Assigned task:
Output each record below exactly, leaving any picture out of the copy.

Data shown:

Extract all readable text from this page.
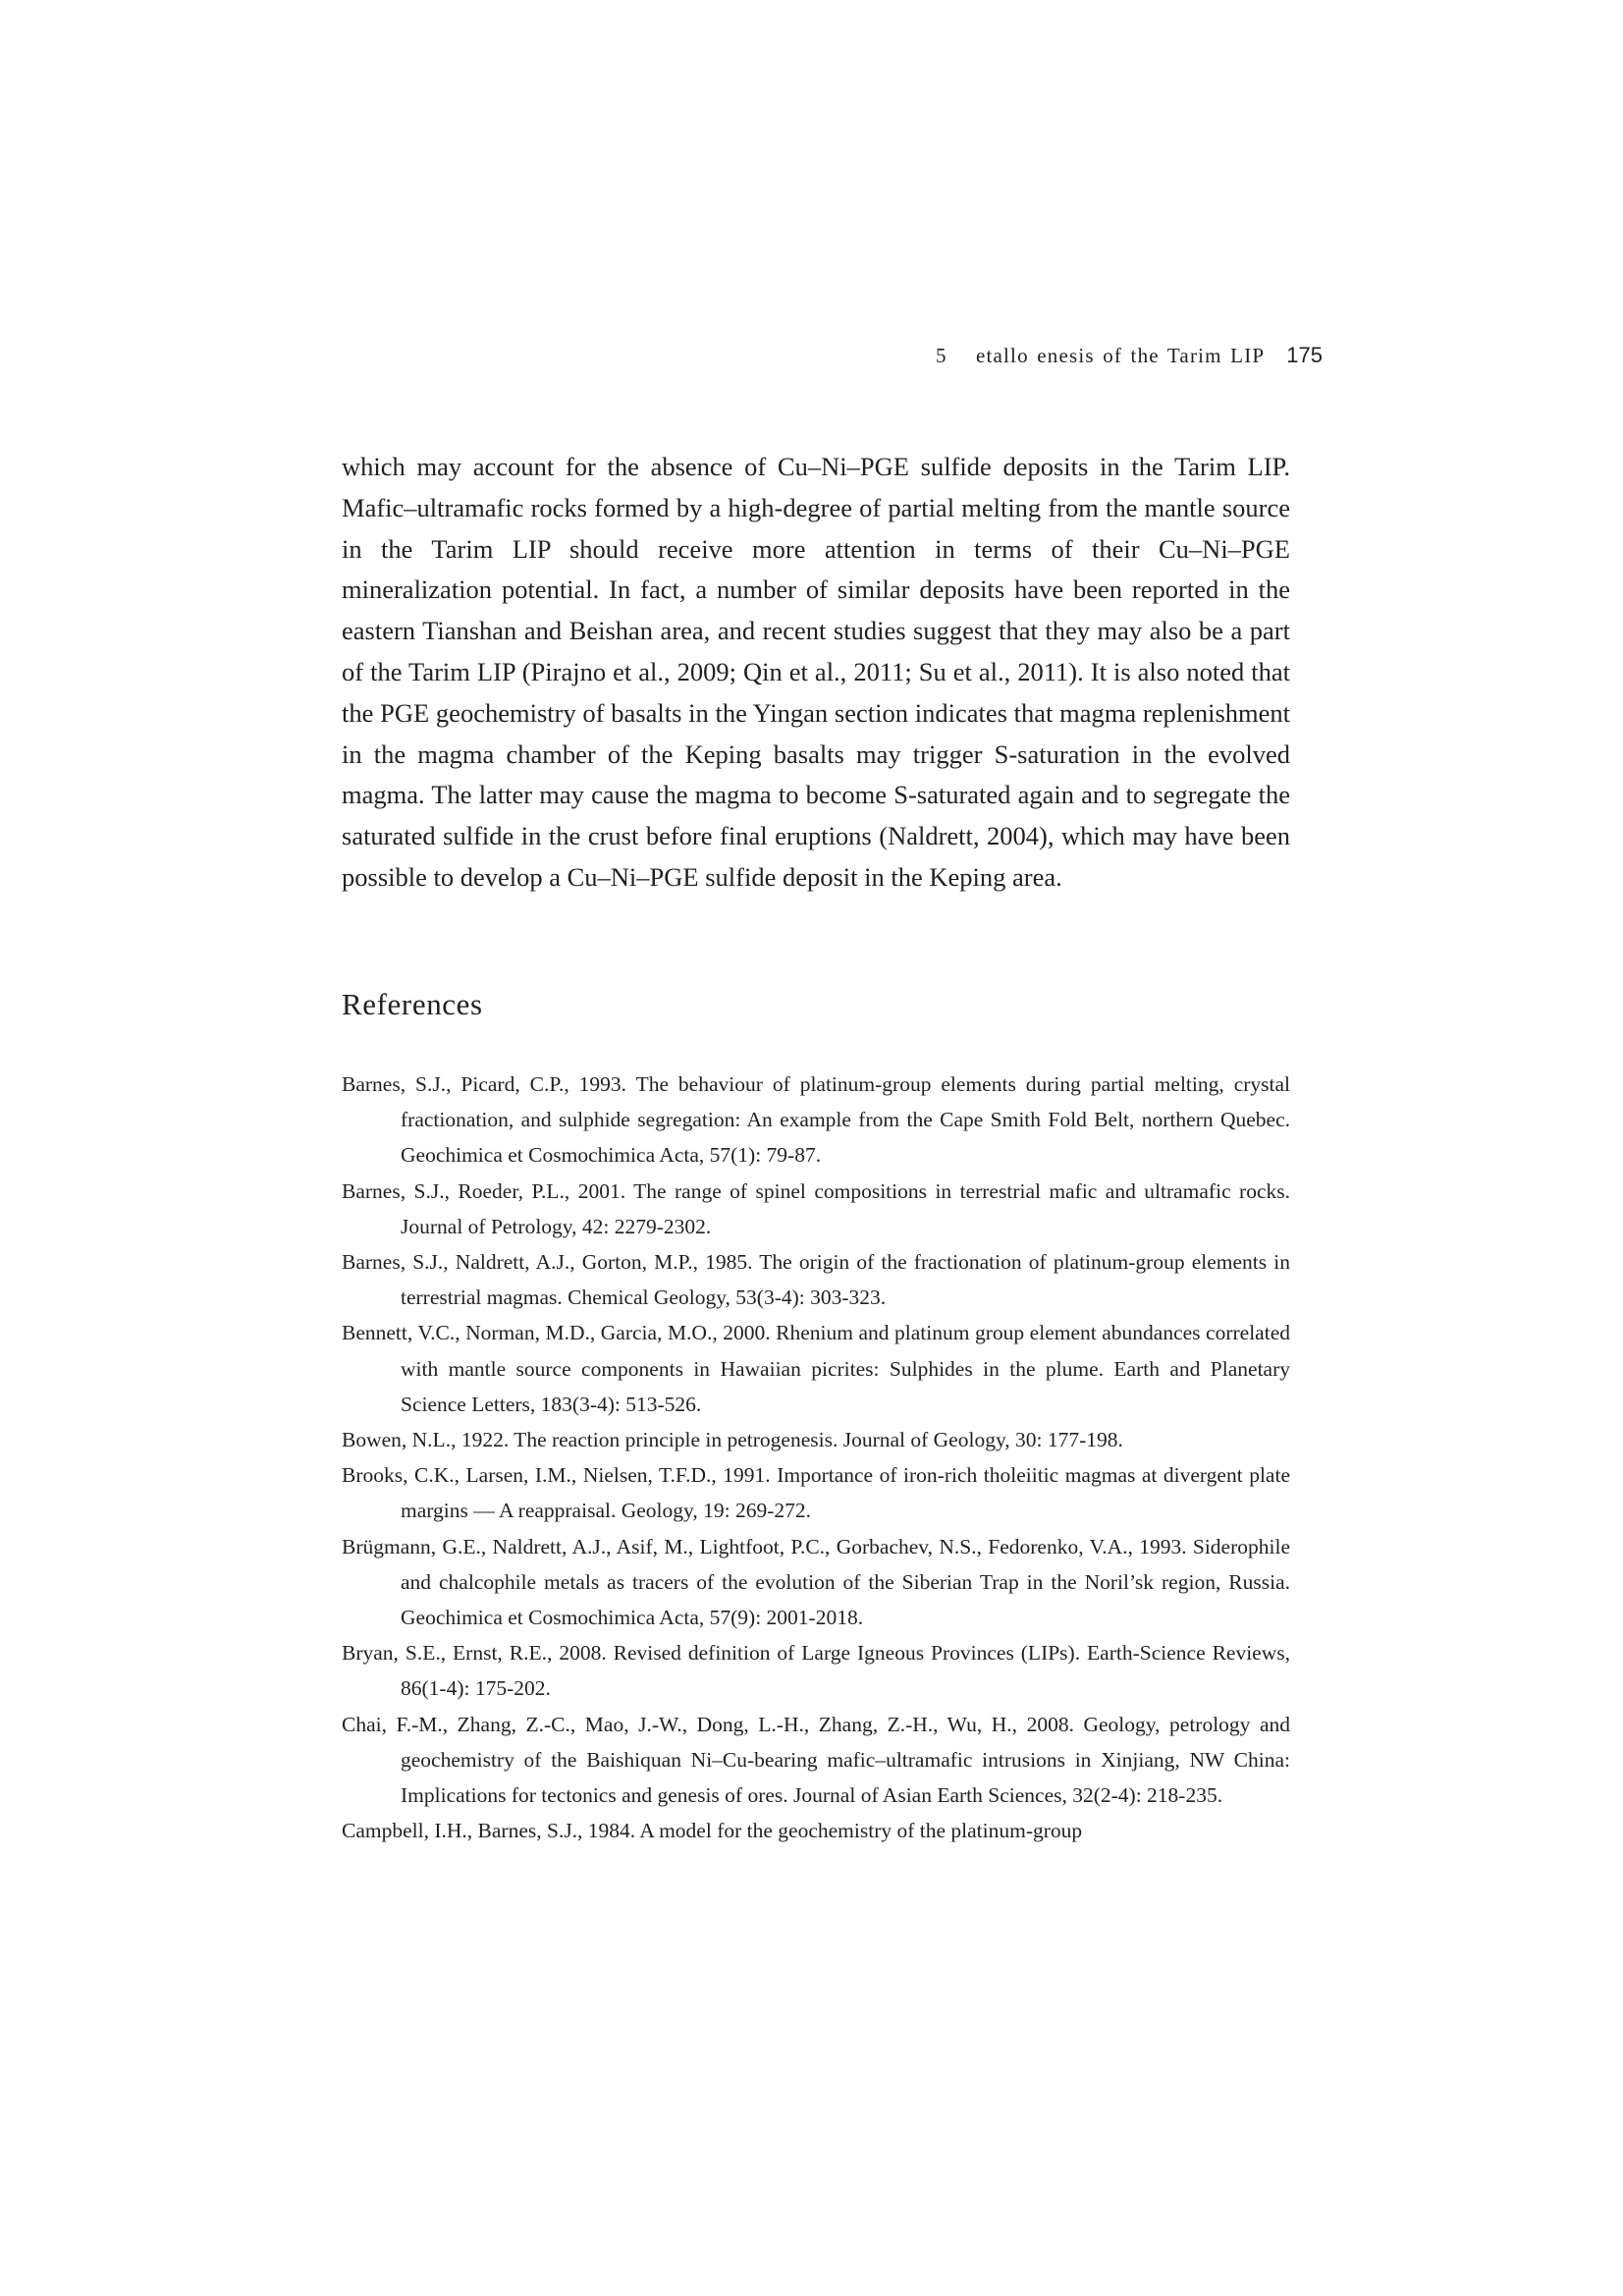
5 etallo enesis of the Tarim LIP 175

which may account for the absence of Cu–Ni–PGE sulfide deposits in the Tarim LIP. Mafic–ultramafic rocks formed by a high-degree of partial melting from the mantle source in the Tarim LIP should receive more attention in terms of their Cu–Ni–PGE mineralization potential. In fact, a number of similar deposits have been reported in the eastern Tianshan and Beishan area, and recent studies suggest that they may also be a part of the Tarim LIP (Pirajno et al., 2009; Qin et al., 2011; Su et al., 2011). It is also noted that the PGE geochemistry of basalts in the Yingan section indicates that magma replenishment in the magma chamber of the Keping basalts may trigger S-saturation in the evolved magma. The latter may cause the magma to become S-saturated again and to segregate the saturated sulfide in the crust before final eruptions (Naldrett, 2004), which may have been possible to develop a Cu–Ni–PGE sulfide deposit in the Keping area.

References
Barnes, S.J., Picard, C.P., 1993. The behaviour of platinum-group elements during partial melting, crystal fractionation, and sulphide segregation: An example from the Cape Smith Fold Belt, northern Quebec. Geochimica et Cosmochimica Acta, 57(1): 79-87.
Barnes, S.J., Roeder, P.L., 2001. The range of spinel compositions in terrestrial mafic and ultramafic rocks. Journal of Petrology, 42: 2279-2302.
Barnes, S.J., Naldrett, A.J., Gorton, M.P., 1985. The origin of the fractionation of platinum-group elements in terrestrial magmas. Chemical Geology, 53(3-4): 303-323.
Bennett, V.C., Norman, M.D., Garcia, M.O., 2000. Rhenium and platinum group element abundances correlated with mantle source components in Hawaiian picrites: Sulphides in the plume. Earth and Planetary Science Letters, 183(3-4): 513-526.
Bowen, N.L., 1922. The reaction principle in petrogenesis. Journal of Geology, 30: 177-198.
Brooks, C.K., Larsen, I.M., Nielsen, T.F.D., 1991. Importance of iron-rich tholeiitic magmas at divergent plate margins — A reappraisal. Geology, 19: 269-272.
Brügmann, G.E., Naldrett, A.J., Asif, M., Lightfoot, P.C., Gorbachev, N.S., Fedorenko, V.A., 1993. Siderophile and chalcophile metals as tracers of the evolution of the Siberian Trap in the Noril’sk region, Russia. Geochimica et Cosmochimica Acta, 57(9): 2001-2018.
Bryan, S.E., Ernst, R.E., 2008. Revised definition of Large Igneous Provinces (LIPs). Earth-Science Reviews, 86(1-4): 175-202.
Chai, F.-M., Zhang, Z.-C., Mao, J.-W., Dong, L.-H., Zhang, Z.-H., Wu, H., 2008. Geology, petrology and geochemistry of the Baishiquan Ni–Cu-bearing mafic–ultramafic intrusions in Xinjiang, NW China: Implications for tectonics and genesis of ores. Journal of Asian Earth Sciences, 32(2-4): 218-235.
Campbell, I.H., Barnes, S.J., 1984. A model for the geochemistry of the platinum-group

Exercise output:
Extract all readable text from this page.
5 etallo enesis of the Tarim LIP 175

which may account for the absence of Cu–Ni–PGE sulfide deposits in the Tarim LIP. Mafic–ultramafic rocks formed by a high-degree of partial melting from the mantle source in the Tarim LIP should receive more attention in terms of their Cu–Ni–PGE mineralization potential. In fact, a number of similar deposits have been reported in the eastern Tianshan and Beishan area, and recent studies suggest that they may also be a part of the Tarim LIP (Pirajno et al., 2009; Qin et al., 2011; Su et al., 2011). It is also noted that the PGE geochemistry of basalts in the Yingan section indicates that magma replenishment in the magma chamber of the Keping basalts may trigger S-saturation in the evolved magma. The latter may cause the magma to become S-saturated again and to segregate the saturated sulfide in the crust before final eruptions (Naldrett, 2004), which may have been possible to develop a Cu–Ni–PGE sulfide deposit in the Keping area.

References
Barnes, S.J., Picard, C.P., 1993. The behaviour of platinum-group elements during partial melting, crystal fractionation, and sulphide segregation: An example from the Cape Smith Fold Belt, northern Quebec. Geochimica et Cosmochimica Acta, 57(1): 79-87.
Barnes, S.J., Roeder, P.L., 2001. The range of spinel compositions in terrestrial mafic and ultramafic rocks. Journal of Petrology, 42: 2279-2302.
Barnes, S.J., Naldrett, A.J., Gorton, M.P., 1985. The origin of the fractionation of platinum-group elements in terrestrial magmas. Chemical Geology, 53(3-4): 303-323.
Bennett, V.C., Norman, M.D., Garcia, M.O., 2000. Rhenium and platinum group element abundances correlated with mantle source components in Hawaiian picrites: Sulphides in the plume. Earth and Planetary Science Letters, 183(3-4): 513-526.
Bowen, N.L., 1922. The reaction principle in petrogenesis. Journal of Geology, 30: 177-198.
Brooks, C.K., Larsen, I.M., Nielsen, T.F.D., 1991. Importance of iron-rich tholeiitic magmas at divergent plate margins — A reappraisal. Geology, 19: 269-272.
Brügmann, G.E., Naldrett, A.J., Asif, M., Lightfoot, P.C., Gorbachev, N.S., Fedorenko, V.A., 1993. Siderophile and chalcophile metals as tracers of the evolution of the Siberian Trap in the Noril’sk region, Russia. Geochimica et Cosmochimica Acta, 57(9): 2001-2018.
Bryan, S.E., Ernst, R.E., 2008. Revised definition of Large Igneous Provinces (LIPs). Earth-Science Reviews, 86(1-4): 175-202.
Chai, F.-M., Zhang, Z.-C., Mao, J.-W., Dong, L.-H., Zhang, Z.-H., Wu, H., 2008. Geology, petrology and geochemistry of the Baishiquan Ni–Cu-bearing mafic–ultramafic intrusions in Xinjiang, NW China: Implications for tectonics and genesis of ores. Journal of Asian Earth Sciences, 32(2-4): 218-235.
Campbell, I.H., Barnes, S.J., 1984. A model for the geochemistry of the platinum-group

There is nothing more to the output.